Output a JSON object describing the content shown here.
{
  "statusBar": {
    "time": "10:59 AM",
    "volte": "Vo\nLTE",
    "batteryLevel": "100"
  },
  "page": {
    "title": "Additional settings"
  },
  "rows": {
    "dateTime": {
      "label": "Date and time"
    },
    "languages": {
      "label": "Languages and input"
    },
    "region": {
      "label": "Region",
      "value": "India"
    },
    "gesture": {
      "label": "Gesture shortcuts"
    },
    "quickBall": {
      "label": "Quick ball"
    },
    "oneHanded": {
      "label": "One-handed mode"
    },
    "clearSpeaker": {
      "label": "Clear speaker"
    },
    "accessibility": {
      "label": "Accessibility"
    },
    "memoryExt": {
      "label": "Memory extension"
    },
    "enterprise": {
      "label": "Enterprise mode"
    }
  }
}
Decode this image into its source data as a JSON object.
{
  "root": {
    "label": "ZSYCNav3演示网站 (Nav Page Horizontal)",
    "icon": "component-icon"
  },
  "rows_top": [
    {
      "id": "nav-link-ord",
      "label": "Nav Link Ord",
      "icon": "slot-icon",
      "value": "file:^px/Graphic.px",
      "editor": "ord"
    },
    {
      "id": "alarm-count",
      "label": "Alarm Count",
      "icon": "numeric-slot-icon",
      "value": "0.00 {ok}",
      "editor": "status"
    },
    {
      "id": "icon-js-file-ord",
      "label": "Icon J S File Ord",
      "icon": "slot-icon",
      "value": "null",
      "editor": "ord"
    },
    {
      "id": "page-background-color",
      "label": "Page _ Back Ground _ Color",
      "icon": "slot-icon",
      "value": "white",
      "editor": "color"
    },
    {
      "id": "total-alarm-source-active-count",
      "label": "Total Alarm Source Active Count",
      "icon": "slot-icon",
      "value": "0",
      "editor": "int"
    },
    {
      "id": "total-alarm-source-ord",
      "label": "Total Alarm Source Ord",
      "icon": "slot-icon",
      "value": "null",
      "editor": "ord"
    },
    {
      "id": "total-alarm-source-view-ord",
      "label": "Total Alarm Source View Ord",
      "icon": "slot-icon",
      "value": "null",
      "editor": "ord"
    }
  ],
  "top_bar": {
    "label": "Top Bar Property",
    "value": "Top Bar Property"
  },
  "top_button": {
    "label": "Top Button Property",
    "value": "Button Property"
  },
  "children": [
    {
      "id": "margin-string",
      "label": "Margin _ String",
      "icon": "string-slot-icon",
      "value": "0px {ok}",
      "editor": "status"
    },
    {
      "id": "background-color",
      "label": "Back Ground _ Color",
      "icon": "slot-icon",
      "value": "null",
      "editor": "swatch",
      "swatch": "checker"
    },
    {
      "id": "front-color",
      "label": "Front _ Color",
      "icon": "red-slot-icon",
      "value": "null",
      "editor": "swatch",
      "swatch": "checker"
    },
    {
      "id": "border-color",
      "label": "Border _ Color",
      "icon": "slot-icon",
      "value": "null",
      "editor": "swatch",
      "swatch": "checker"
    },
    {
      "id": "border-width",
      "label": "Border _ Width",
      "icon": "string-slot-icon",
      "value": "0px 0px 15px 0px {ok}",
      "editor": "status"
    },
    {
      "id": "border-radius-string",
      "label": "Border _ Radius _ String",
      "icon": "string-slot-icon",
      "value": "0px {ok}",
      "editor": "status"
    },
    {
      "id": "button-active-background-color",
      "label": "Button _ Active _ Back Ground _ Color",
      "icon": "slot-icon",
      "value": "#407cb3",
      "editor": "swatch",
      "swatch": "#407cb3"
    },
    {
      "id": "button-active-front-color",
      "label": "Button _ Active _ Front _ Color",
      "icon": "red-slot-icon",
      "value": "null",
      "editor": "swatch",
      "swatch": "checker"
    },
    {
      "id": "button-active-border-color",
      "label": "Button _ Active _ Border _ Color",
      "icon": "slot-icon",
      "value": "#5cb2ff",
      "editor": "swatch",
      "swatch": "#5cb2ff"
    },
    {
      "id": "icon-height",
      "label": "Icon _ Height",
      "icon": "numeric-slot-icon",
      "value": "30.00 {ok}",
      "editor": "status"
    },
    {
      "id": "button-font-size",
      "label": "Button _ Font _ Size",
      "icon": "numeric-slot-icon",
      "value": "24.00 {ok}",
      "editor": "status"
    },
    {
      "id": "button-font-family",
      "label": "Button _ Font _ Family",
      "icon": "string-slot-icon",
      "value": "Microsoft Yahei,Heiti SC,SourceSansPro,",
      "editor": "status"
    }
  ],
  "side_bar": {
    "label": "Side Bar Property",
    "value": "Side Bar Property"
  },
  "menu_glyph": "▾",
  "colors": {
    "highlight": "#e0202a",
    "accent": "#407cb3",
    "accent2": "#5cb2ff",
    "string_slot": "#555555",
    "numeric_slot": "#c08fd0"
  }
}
::::::
▸ **YOUR GOAL**
Write the listing out again, exactly as it reads.

▸ **COMPLETE RESPONSE**
Output a JSON object describing the content shown here.
{
  "statusBar": {
    "time": "10:59 AM",
    "volte": "Vo\nLTE",
    "batteryLevel": "100"
  },
  "page": {
    "title": "Additional settings"
  },
  "rows": {
    "dateTime": {
      "label": "Date and time"
    },
    "languages": {
      "label": "Languages and input"
    },
    "region": {
      "label": "Region",
      "value": "India"
    },
    "gesture": {
      "label": "Gesture shortcuts"
    },
    "quickBall": {
      "label": "Quick ball"
    },
    "oneHanded": {
      "label": "One-handed mode"
    },
    "clearSpeaker": {
      "label": "Clear speaker"
    },
    "accessibility": {
      "label": "Accessibility"
    },
    "memoryExt": {
      "label": "Memory extension"
    },
    "enterprise": {
      "label": "Enterprise mode"
    }
  }
}
Decode this image into its source data as a JSON object.
{
  "root": {
    "label": "ZSYCNav3演示网站 (Nav Page Horizontal)",
    "icon": "component-icon"
  },
  "rows_top": [
    {
      "id": "nav-link-ord",
      "label": "Nav Link Ord",
      "icon": "slot-icon",
      "value": "file:^px/Graphic.px",
      "editor": "ord"
    },
    {
      "id": "alarm-count",
      "label": "Alarm Count",
      "icon": "numeric-slot-icon",
      "value": "0.00 {ok}",
      "editor": "status"
    },
    {
      "id": "icon-js-file-ord",
      "label": "Icon J S File Ord",
      "icon": "slot-icon",
      "value": "null",
      "editor": "ord"
    },
    {
      "id": "page-background-color",
      "label": "Page _ Back Ground _ Color",
      "icon": "slot-icon",
      "value": "white",
      "editor": "color"
    },
    {
      "id": "total-alarm-source-active-count",
      "label": "Total Alarm Source Active Count",
      "icon": "slot-icon",
      "value": "0",
      "editor": "int"
    },
    {
      "id": "total-alarm-source-ord",
      "label": "Total Alarm Source Ord",
      "icon": "slot-icon",
      "value": "null",
      "editor": "ord"
    },
    {
      "id": "total-alarm-source-view-ord",
      "label": "Total Alarm Source View Ord",
      "icon": "slot-icon",
      "value": "null",
      "editor": "ord"
    }
  ],
  "top_bar": {
    "label": "Top Bar Property",
    "value": "Top Bar Property"
  },
  "top_button": {
    "label": "Top Button Property",
    "value": "Button Property"
  },
  "children": [
    {
      "id": "margin-string",
      "label": "Margin _ String",
      "icon": "string-slot-icon",
      "value": "0px {ok}",
      "editor": "status"
    },
    {
      "id": "background-color",
      "label": "Back Ground _ Color",
      "icon": "slot-icon",
      "value": "null",
      "editor": "swatch",
      "swatch": "checker"
    },
    {
      "id": "front-color",
      "label": "Front _ Color",
      "icon": "red-slot-icon",
      "value": "null",
      "editor": "swatch",
      "swatch": "checker"
    },
    {
      "id": "border-color",
      "label": "Border _ Color",
      "icon": "slot-icon",
      "value": "null",
      "editor": "swatch",
      "swatch": "checker"
    },
    {
      "id": "border-width",
      "label": "Border _ Width",
      "icon": "string-slot-icon",
      "value": "0px 0px 15px 0px {ok}",
      "editor": "status"
    },
    {
      "id": "border-radius-string",
      "label": "Border _ Radius _ String",
      "icon": "string-slot-icon",
      "value": "0px {ok}",
      "editor": "status"
    },
    {
      "id": "button-active-background-color",
      "label": "Button _ Active _ Back Ground _ Color",
      "icon": "slot-icon",
      "value": "#407cb3",
      "editor": "swatch",
      "swatch": "#407cb3"
    },
    {
      "id": "button-active-front-color",
      "label": "Button _ Active _ Front _ Color",
      "icon": "red-slot-icon",
      "value": "null",
      "editor": "swatch",
      "swatch": "checker"
    },
    {
      "id": "button-active-border-color",
      "label": "Button _ Active _ Border _ Color",
      "icon": "slot-icon",
      "value": "#5cb2ff",
      "editor": "swatch",
      "swatch": "#5cb2ff"
    },
    {
      "id": "icon-height",
      "label": "Icon _ Height",
      "icon": "numeric-slot-icon",
      "value": "30.00 {ok}",
      "editor": "status"
    },
    {
      "id": "button-font-size",
      "label": "Button _ Font _ Size",
      "icon": "numeric-slot-icon",
      "value": "24.00 {ok}",
      "editor": "status"
    },
    {
      "id": "button-font-family",
      "label": "Button _ Font _ Family",
      "icon": "string-slot-icon",
      "value": "Microsoft Yahei,Heiti SC,SourceSansPro,",
      "editor": "status"
    }
  ],
  "side_bar": {
    "label": "Side Bar Property",
    "value": "Side Bar Property"
  },
  "menu_glyph": "▾",
  "colors": {
    "highlight": "#e0202a",
    "accent": "#407cb3",
    "accent2": "#5cb2ff",
    "string_slot": "#555555",
    "numeric_slot": "#c08fd0"
  }
}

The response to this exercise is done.